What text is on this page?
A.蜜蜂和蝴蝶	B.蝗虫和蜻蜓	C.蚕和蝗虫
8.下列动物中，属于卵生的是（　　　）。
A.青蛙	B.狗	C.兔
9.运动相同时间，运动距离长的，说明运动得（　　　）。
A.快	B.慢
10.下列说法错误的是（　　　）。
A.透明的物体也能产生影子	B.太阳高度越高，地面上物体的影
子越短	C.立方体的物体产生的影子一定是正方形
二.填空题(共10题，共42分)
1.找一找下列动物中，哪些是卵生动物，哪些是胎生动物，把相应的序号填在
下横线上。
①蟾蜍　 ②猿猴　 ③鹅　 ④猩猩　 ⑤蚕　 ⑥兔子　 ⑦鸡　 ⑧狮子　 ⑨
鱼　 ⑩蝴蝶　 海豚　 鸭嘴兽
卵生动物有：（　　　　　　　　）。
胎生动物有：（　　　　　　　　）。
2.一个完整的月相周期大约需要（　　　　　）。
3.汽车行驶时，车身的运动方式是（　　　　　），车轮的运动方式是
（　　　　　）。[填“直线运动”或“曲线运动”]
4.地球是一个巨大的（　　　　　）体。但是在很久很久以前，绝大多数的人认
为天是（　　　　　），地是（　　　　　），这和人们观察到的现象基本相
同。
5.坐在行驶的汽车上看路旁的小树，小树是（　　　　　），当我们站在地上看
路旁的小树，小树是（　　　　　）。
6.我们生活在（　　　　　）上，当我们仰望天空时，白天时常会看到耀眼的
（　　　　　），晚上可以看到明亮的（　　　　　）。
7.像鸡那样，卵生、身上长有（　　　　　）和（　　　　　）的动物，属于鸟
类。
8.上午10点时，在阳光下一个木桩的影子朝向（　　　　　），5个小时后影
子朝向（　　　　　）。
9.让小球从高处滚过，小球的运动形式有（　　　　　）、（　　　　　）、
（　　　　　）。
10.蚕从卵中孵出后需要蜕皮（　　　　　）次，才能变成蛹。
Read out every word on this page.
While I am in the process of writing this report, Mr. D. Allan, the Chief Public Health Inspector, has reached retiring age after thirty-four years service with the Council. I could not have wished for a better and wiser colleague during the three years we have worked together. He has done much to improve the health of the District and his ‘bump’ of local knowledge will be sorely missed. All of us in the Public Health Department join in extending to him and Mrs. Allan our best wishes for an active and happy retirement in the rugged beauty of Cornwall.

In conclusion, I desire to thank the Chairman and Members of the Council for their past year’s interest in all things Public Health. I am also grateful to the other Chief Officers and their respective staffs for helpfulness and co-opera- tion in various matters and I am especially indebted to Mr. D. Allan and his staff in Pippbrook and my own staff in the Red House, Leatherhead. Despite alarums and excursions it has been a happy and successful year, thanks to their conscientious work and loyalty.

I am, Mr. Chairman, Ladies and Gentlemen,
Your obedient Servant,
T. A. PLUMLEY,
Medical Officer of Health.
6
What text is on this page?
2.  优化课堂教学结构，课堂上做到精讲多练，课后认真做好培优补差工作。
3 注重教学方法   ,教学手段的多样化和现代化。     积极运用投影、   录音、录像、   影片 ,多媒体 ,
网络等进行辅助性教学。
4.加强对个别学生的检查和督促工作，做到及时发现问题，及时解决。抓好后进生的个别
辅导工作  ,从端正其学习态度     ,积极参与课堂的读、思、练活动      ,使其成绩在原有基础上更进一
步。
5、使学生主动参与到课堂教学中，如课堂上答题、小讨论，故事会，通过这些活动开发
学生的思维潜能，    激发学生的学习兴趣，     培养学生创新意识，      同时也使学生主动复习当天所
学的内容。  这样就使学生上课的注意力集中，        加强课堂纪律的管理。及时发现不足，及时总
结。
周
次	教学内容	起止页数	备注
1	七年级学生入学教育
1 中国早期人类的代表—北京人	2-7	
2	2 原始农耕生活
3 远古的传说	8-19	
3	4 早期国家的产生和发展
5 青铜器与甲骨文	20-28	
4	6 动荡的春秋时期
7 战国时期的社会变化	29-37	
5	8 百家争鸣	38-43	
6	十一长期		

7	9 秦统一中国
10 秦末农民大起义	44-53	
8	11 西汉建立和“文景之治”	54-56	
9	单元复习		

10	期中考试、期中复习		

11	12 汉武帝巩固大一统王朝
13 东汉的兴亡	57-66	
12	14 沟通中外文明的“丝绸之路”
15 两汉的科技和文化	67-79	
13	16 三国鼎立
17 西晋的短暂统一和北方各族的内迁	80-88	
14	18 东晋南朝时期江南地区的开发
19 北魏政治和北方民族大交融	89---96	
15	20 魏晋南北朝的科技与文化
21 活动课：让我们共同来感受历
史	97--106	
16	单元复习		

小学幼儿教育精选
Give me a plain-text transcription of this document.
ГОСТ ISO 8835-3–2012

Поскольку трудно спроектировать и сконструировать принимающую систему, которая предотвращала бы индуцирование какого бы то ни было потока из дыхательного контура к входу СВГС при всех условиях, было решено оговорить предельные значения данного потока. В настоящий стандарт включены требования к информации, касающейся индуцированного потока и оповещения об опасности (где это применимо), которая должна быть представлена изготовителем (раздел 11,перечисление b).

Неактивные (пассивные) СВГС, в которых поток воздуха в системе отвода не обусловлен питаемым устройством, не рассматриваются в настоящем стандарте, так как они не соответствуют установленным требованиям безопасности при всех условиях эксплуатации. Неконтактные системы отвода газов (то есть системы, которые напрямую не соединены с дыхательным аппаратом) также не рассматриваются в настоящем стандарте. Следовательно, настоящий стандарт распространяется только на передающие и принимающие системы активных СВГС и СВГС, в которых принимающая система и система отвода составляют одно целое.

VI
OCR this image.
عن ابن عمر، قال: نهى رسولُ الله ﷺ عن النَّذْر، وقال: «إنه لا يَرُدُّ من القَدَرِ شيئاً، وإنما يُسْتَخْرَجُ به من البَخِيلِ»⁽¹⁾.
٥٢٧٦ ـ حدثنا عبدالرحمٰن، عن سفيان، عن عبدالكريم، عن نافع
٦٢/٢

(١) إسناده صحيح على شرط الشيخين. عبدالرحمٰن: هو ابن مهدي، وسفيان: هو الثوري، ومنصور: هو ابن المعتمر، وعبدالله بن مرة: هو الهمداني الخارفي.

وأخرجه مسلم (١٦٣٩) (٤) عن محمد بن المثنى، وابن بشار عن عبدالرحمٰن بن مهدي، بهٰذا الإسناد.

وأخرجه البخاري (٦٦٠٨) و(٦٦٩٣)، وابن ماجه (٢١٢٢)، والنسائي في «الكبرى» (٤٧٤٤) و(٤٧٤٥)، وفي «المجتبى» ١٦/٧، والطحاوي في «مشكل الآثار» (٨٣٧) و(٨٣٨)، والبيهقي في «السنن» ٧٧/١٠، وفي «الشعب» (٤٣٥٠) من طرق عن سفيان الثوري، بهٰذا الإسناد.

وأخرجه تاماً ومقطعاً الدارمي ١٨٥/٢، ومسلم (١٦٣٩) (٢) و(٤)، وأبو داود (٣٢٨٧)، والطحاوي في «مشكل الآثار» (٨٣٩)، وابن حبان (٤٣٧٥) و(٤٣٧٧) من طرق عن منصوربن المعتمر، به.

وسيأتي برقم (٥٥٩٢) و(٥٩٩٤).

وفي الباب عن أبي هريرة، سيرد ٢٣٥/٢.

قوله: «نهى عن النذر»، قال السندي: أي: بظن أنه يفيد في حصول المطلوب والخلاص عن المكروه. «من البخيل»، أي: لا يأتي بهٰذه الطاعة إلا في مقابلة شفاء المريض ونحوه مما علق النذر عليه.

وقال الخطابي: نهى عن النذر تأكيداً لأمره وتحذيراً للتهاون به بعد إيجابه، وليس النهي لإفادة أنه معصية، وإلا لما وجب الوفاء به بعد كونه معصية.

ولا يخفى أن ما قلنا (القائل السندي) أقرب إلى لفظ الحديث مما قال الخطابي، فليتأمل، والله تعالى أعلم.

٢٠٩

──────────

WHAT IS NEEDED | Gather every line from the listing above in which "всех" appears, and copy those lines.

RIGHT ANSWER |
Поскольку трудно спроектировать и сконструировать принимающую систему, которая предотвращала бы индуцирование какого бы то ни было потока из дыхательного контура к входу СВГС при всех условиях, было решено оговорить предельные значения данного потока. В настоящий стандарт включены требования к информации, касающейся индуцированного потока и оповещения об опасности (где это применимо), которая должна быть представлена изготовителем (раздел 11,перечисление b).
Неактивные (пассивные) СВГС, в которых поток воздуха в системе отвода не обусловлен питаемым устройством, не рассматриваются в настоящем стандарте, так как они не соответствуют установленным требованиям безопасности при всех условиях эксплуатации. Неконтактные системы отвода газов (то есть системы, которые напрямую не соединены с дыхательным аппаратом) также не рассматриваются в настоящем стандарте. Следовательно, настоящий стандарт распространяется только на передающие и принимающие системы активных СВГС и СВГС, в которых принимающая система и система отвода составляют одно целое.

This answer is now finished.